YOUR OBJECTIVE.
Retype the material below line for line, keeping every character, coordinate and symbol unchanged.

ENTRIES PROVIDED.
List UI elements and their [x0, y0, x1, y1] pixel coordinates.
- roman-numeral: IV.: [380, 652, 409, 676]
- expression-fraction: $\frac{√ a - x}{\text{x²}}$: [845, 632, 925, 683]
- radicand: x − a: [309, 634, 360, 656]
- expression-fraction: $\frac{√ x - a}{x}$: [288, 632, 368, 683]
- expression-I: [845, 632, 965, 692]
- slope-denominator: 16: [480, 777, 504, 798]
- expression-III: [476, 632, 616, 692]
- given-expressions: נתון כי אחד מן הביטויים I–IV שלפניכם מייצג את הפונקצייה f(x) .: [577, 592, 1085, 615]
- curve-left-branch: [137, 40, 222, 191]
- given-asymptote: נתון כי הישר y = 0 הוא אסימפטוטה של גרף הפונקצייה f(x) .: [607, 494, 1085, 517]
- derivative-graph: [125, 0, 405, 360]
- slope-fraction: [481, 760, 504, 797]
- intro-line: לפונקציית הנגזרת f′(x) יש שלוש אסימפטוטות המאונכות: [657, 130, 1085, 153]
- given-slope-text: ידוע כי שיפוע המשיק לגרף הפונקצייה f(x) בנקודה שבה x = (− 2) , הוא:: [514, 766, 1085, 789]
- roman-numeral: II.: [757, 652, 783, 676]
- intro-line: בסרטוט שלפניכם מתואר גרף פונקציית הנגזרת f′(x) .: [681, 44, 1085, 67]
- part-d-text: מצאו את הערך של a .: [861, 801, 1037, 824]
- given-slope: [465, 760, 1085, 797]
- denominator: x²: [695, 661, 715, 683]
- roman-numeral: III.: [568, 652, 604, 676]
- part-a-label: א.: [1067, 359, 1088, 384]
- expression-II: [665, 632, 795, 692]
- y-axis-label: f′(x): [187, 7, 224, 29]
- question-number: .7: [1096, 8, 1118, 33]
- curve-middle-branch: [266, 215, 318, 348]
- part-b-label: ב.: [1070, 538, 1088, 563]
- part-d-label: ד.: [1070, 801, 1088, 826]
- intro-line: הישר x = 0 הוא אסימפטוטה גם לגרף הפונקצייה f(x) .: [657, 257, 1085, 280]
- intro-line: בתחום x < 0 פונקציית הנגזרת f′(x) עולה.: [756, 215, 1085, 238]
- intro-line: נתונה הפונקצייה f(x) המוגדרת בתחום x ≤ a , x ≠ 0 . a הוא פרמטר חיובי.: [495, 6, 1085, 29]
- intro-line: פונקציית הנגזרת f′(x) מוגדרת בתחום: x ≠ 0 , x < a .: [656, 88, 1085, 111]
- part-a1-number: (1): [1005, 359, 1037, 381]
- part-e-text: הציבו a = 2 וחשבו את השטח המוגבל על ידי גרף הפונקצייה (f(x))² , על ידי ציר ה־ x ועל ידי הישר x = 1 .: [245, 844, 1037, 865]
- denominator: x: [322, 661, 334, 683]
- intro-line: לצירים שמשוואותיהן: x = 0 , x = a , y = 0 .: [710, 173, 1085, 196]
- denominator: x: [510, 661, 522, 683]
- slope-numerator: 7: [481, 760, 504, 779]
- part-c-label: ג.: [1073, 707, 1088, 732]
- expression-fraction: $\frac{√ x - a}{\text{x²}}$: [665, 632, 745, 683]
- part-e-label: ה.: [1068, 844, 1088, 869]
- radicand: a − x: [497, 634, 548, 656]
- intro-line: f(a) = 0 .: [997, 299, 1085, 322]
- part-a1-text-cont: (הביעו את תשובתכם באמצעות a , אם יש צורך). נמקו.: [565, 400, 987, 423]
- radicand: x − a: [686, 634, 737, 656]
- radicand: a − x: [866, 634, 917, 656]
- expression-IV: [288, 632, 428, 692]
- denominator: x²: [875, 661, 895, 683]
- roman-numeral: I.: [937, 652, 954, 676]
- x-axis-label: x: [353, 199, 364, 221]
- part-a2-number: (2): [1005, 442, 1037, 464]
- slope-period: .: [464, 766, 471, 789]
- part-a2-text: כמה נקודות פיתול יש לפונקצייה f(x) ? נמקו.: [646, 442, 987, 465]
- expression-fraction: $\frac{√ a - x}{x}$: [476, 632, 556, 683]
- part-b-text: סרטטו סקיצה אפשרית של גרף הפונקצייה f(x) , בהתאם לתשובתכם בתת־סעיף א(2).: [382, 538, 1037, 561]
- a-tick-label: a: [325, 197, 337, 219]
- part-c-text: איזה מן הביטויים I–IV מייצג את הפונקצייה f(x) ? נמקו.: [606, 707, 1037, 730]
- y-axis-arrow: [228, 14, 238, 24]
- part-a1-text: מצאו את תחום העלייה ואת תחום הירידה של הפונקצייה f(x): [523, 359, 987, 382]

OUTPUT FOR THIS EXERCISE.
List UI elements and their [x0, y0, x1, y1] pixel coordinates.
- roman-numeral: IV.: [380, 652, 409, 676]
- expression-fraction: $\frac{√ a - x}{\text{x²}}$: [845, 632, 925, 683]
- radicand: x − a: [309, 634, 360, 656]
- expression-fraction: $\frac{√ x - a}{x}$: [288, 632, 368, 683]
- expression-I: [845, 632, 965, 692]
- slope-denominator: 16: [480, 777, 504, 798]
- expression-III: [476, 632, 616, 692]
- given-expressions: נתון כי אחד מן הביטויים I–IV שלפניכם מייצג את הפונקצייה f(x) .: [577, 592, 1085, 615]
- curve-left-branch: [137, 40, 222, 191]
- given-asymptote: נתון כי הישר y = 0 הוא אסימפטוטה של גרף הפונקצייה f(x) .: [607, 494, 1085, 517]
- derivative-graph: [125, 0, 405, 360]
- slope-fraction: [481, 760, 504, 797]
- intro-line: לפונקציית הנגזרת f′(x) יש שלוש אסימפטוטות המאונכות: [657, 130, 1085, 153]
- given-slope-text: ידוע כי שיפוע המשיק לגרף הפונקצייה f(x) בנקודה שבה x = (− 2) , הוא:: [514, 766, 1085, 789]
- roman-numeral: II.: [757, 652, 783, 676]
- intro-line: בסרטוט שלפניכם מתואר גרף פונקציית הנגזרת f′(x) .: [681, 44, 1085, 67]
- part-d-text: מצאו את הערך של a .: [861, 801, 1037, 824]
- given-slope: [465, 760, 1085, 797]
- denominator: x²: [695, 661, 715, 683]
- roman-numeral: III.: [568, 652, 604, 676]
- part-a-label: א.: [1067, 359, 1088, 384]
- expression-II: [665, 632, 795, 692]
- y-axis-label: f′(x): [187, 7, 224, 29]
- question-number: .7: [1096, 8, 1118, 33]
- curve-middle-branch: [266, 215, 318, 348]
- part-b-label: ב.: [1070, 538, 1088, 563]
- part-d-label: ד.: [1070, 801, 1088, 826]
- intro-line: הישר x = 0 הוא אסימפטוטה גם לגרף הפונקצייה f(x) .: [657, 257, 1085, 280]
- intro-line: בתחום x < 0 פונקציית הנגזרת f′(x) עולה.: [756, 215, 1085, 238]
- intro-line: נתונה הפונקצייה f(x) המוגדרת בתחום x ≤ a , x ≠ 0 . a הוא פרמטר חיובי.: [495, 6, 1085, 29]
- intro-line: פונקציית הנגזרת f′(x) מוגדרת בתחום: x ≠ 0 , x < a .: [656, 88, 1085, 111]
- part-a1-number: (1): [1005, 359, 1037, 381]
- part-e-text: הציבו a = 2 וחשבו את השטח המוגבל על ידי גרף הפונקצייה (f(x))² , על ידי ציר ה־ x ועל ידי הישר x = 1 .: [245, 844, 1037, 865]
- denominator: x: [322, 661, 334, 683]
- intro-line: לצירים שמשוואותיהן: x = 0 , x = a , y = 0 .: [710, 173, 1085, 196]
- denominator: x: [510, 661, 522, 683]
- slope-numerator: 7: [481, 760, 504, 779]
- part-c-label: ג.: [1073, 707, 1088, 732]
- expression-fraction: $\frac{√ x - a}{\text{x²}}$: [665, 632, 745, 683]
- part-e-label: ה.: [1068, 844, 1088, 869]
- radicand: a − x: [497, 634, 548, 656]
- intro-line: f(a) = 0 .: [997, 299, 1085, 322]
- part-a1-text-cont: (הביעו את תשובתכם באמצעות a , אם יש צורך). נמקו.: [565, 400, 987, 423]
- radicand: x − a: [686, 634, 737, 656]
- radicand: a − x: [866, 634, 917, 656]
- expression-IV: [288, 632, 428, 692]
- denominator: x²: [875, 661, 895, 683]
- roman-numeral: I.: [937, 652, 954, 676]
- x-axis-label: x: [353, 199, 364, 221]
- part-a2-number: (2): [1005, 442, 1037, 464]
- slope-period: .: [464, 766, 471, 789]
- part-a2-text: כמה נקודות פיתול יש לפונקצייה f(x) ? נמקו.: [646, 442, 987, 465]
- expression-fraction: $\frac{√ a - x}{x}$: [476, 632, 556, 683]
- part-b-text: סרטטו סקיצה אפשרית של גרף הפונקצייה f(x) , בהתאם לתשובתכם בתת־סעיף א(2).: [382, 538, 1037, 561]
- a-tick-label: a: [325, 197, 337, 219]
- part-c-text: איזה מן הביטויים I–IV מייצג את הפונקצייה f(x) ? נמקו.: [606, 707, 1037, 730]
- y-axis-arrow: [228, 14, 238, 24]
- part-a1-text: מצאו את תחום העלייה ואת תחום הירידה של הפונקצייה f(x): [523, 359, 987, 382]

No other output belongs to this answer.